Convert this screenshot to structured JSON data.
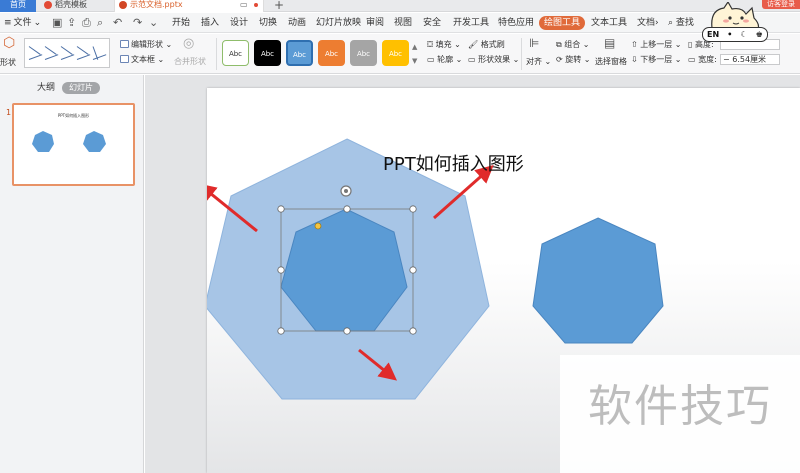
{
  "tabbar": {
    "home": "首页",
    "template": "稻壳模板",
    "document": "示范文档.pptx",
    "visitor": "访客登录"
  },
  "menubar": {
    "file": "文件",
    "items": [
      "开始",
      "插入",
      "设计",
      "切换",
      "动画",
      "幻灯片放映",
      "审阅",
      "视图",
      "安全",
      "开发工具",
      "特色应用",
      "绘图工具",
      "文本工具",
      "文档"
    ],
    "active": "绘图工具",
    "search": "查找"
  },
  "ribbon": {
    "shape_label": "形状",
    "edit_shape": "编辑形状",
    "textbox": "文本框",
    "merge_shapes": "合并形状",
    "style_labels": [
      "Abc",
      "Abc",
      "Abc",
      "Abc",
      "Abc",
      "Abc"
    ],
    "fill": "填充",
    "format_painter": "格式刷",
    "outline": "轮廓",
    "shape_effects": "形状效果",
    "align": "对齐",
    "group": "组合",
    "rotate": "旋转",
    "selection_pane": "选择窗格",
    "bring_forward": "上移一层",
    "send_backward": "下移一层",
    "height_label": "高度:",
    "width_label": "宽度:",
    "height_value": "",
    "width_value": "6.54厘米"
  },
  "sticker": {
    "lang": "EN",
    "marks": [
      "•",
      "›"
    ]
  },
  "leftpane": {
    "outline_tab": "大纲",
    "slides_tab": "幻灯片",
    "slide_number": "1",
    "thumb_title": "PPT如何插入图形"
  },
  "slide": {
    "title": "PPT如何插入图形"
  },
  "watermark": "软件技巧",
  "colors": {
    "accent": "#e06a3a",
    "shape_fill": "#5b9bd5",
    "shape_fill_light": "#a7c5e6",
    "arrow_red": "#e02b2b",
    "home_tab": "#3a7bd5"
  }
}
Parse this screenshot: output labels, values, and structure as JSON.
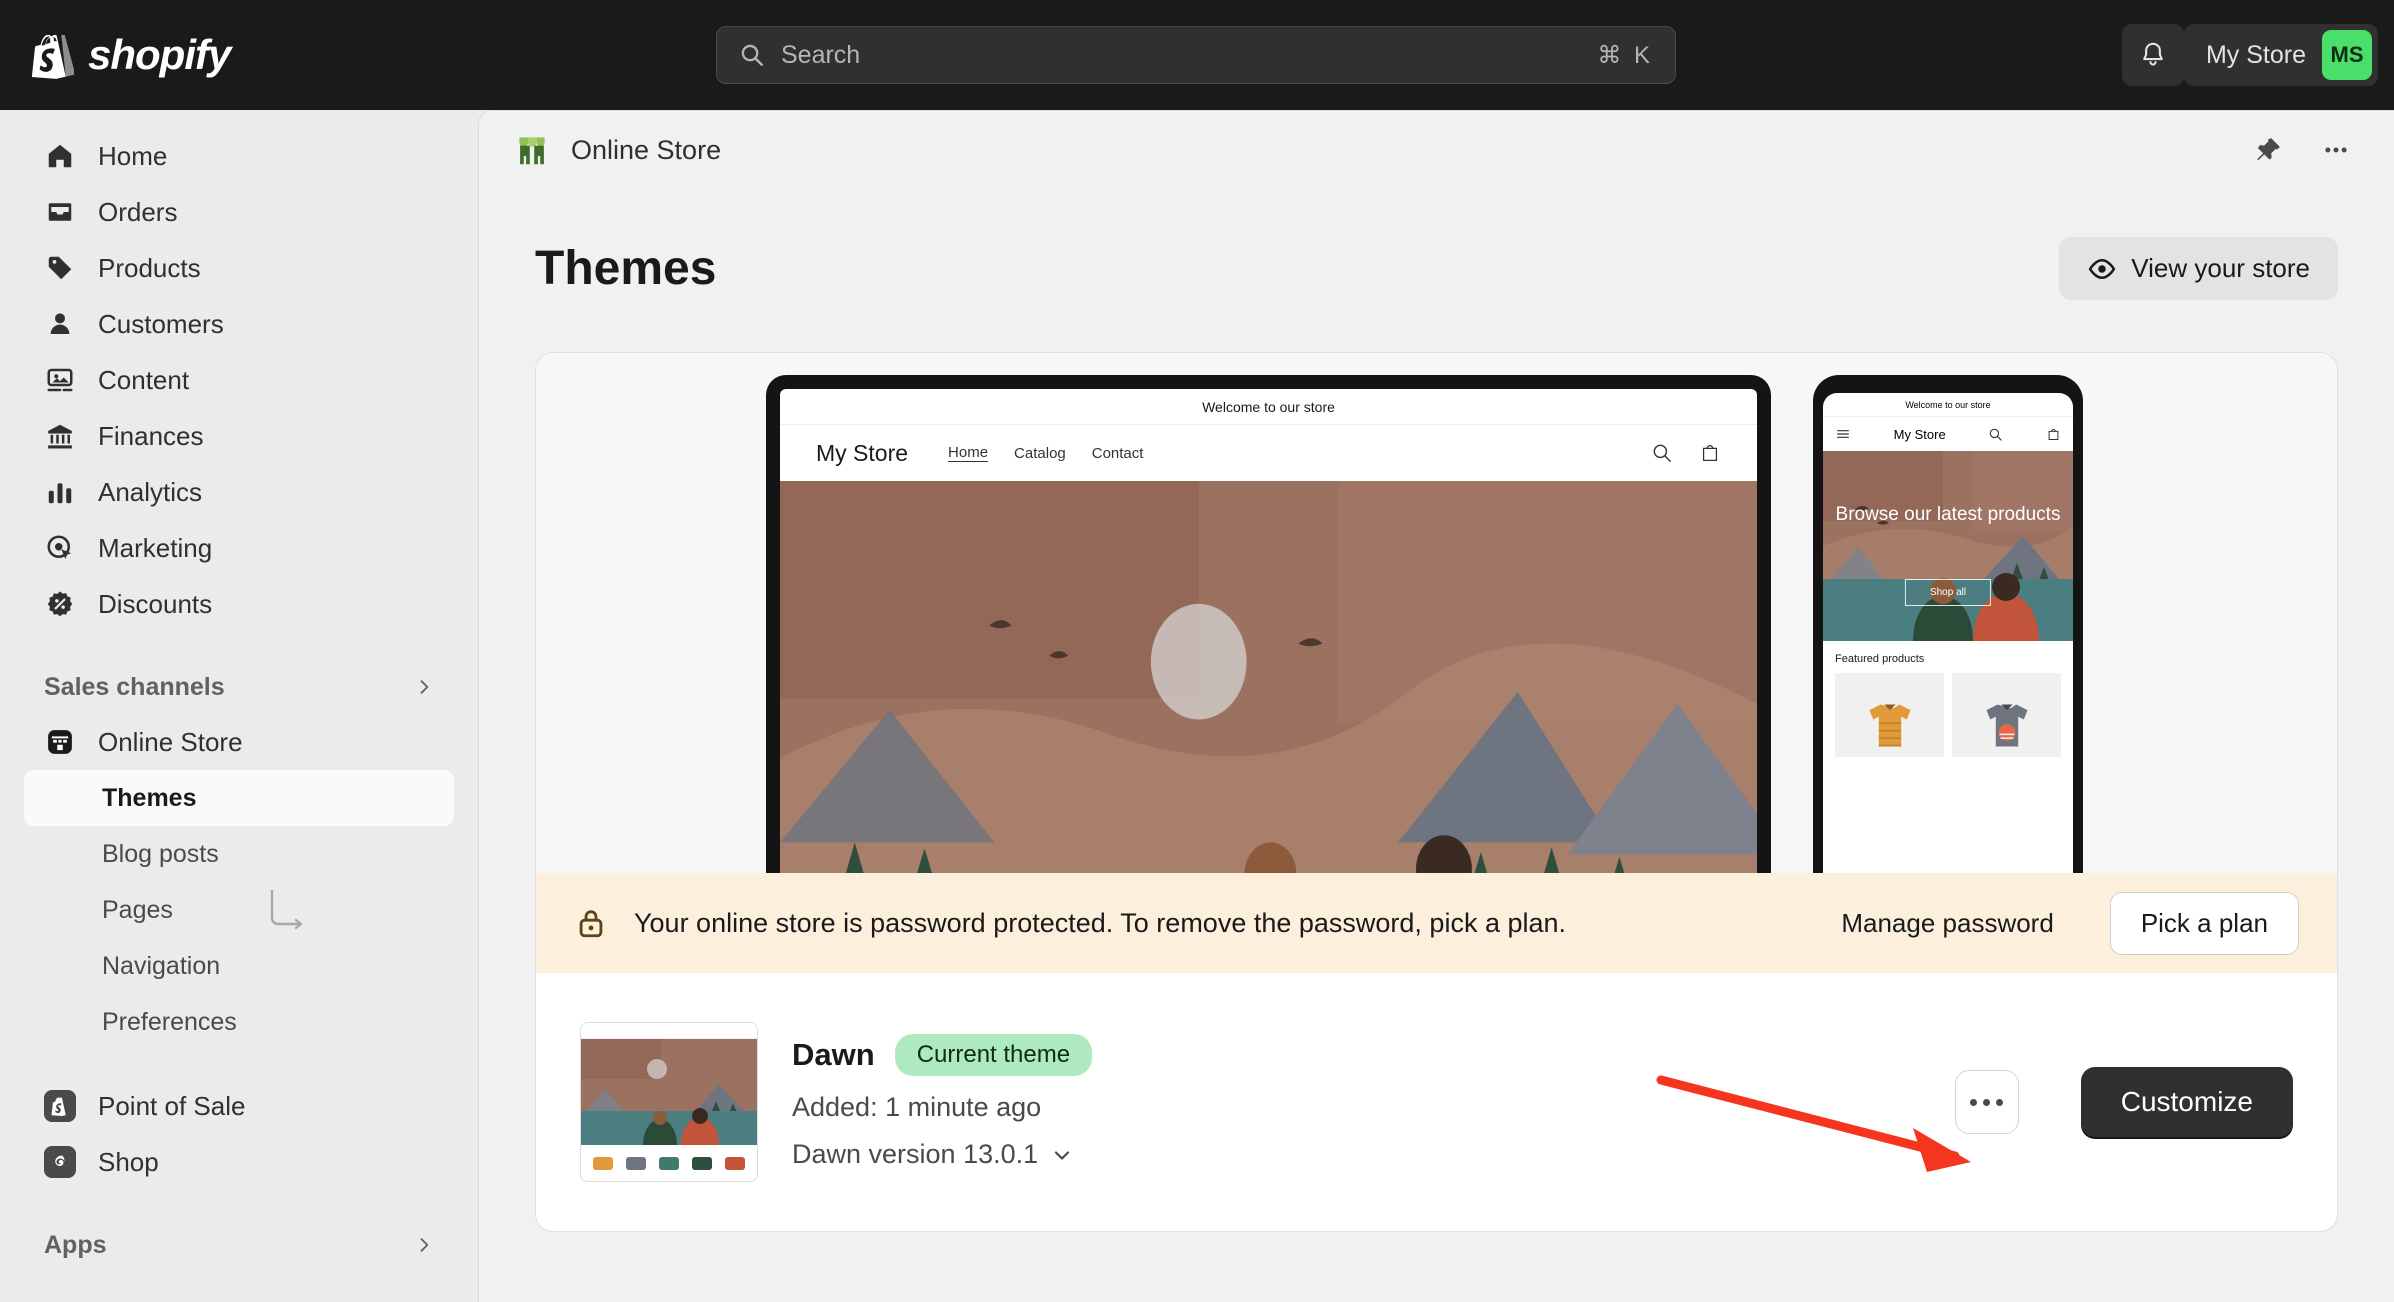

————

EXERCISE. Pictures are to be left out; the records above must be repeated word for word.

ANSWER TO THIS PROBLEM.
Convert this screenshot to structured JSON data.
{
  "tabbar": {
    "home": "首页",
    "template": "稻壳模板",
    "document": "示范文档.pptx",
    "visitor": "访客登录"
  },
  "menubar": {
    "file": "文件",
    "items": [
      "开始",
      "插入",
      "设计",
      "切换",
      "动画",
      "幻灯片放映",
      "审阅",
      "视图",
      "安全",
      "开发工具",
      "特色应用",
      "绘图工具",
      "文本工具",
      "文档"
    ],
    "active": "绘图工具",
    "search": "查找"
  },
  "ribbon": {
    "shape_label": "形状",
    "edit_shape": "编辑形状",
    "textbox": "文本框",
    "merge_shapes": "合并形状",
    "style_labels": [
      "Abc",
      "Abc",
      "Abc",
      "Abc",
      "Abc",
      "Abc"
    ],
    "fill": "填充",
    "format_painter": "格式刷",
    "outline": "轮廓",
    "shape_effects": "形状效果",
    "align": "对齐",
    "group": "组合",
    "rotate": "旋转",
    "selection_pane": "选择窗格",
    "bring_forward": "上移一层",
    "send_backward": "下移一层",
    "height_label": "高度:",
    "width_label": "宽度:",
    "height_value": "",
    "width_value": "6.54厘米"
  },
  "sticker": {
    "lang": "EN",
    "marks": [
      "•",
      "›"
    ]
  },
  "leftpane": {
    "outline_tab": "大纲",
    "slides_tab": "幻灯片",
    "slide_number": "1",
    "thumb_title": "PPT如何插入图形"
  },
  "slide": {
    "title": "PPT如何插入图形"
  },
  "watermark": "软件技巧",
  "colors": {
    "accent": "#e06a3a",
    "shape_fill": "#5b9bd5",
    "shape_fill_light": "#a7c5e6",
    "arrow_red": "#e02b2b",
    "home_tab": "#3a7bd5"
  }
}
Parse this screenshot: output labels, values, and structure as JSON.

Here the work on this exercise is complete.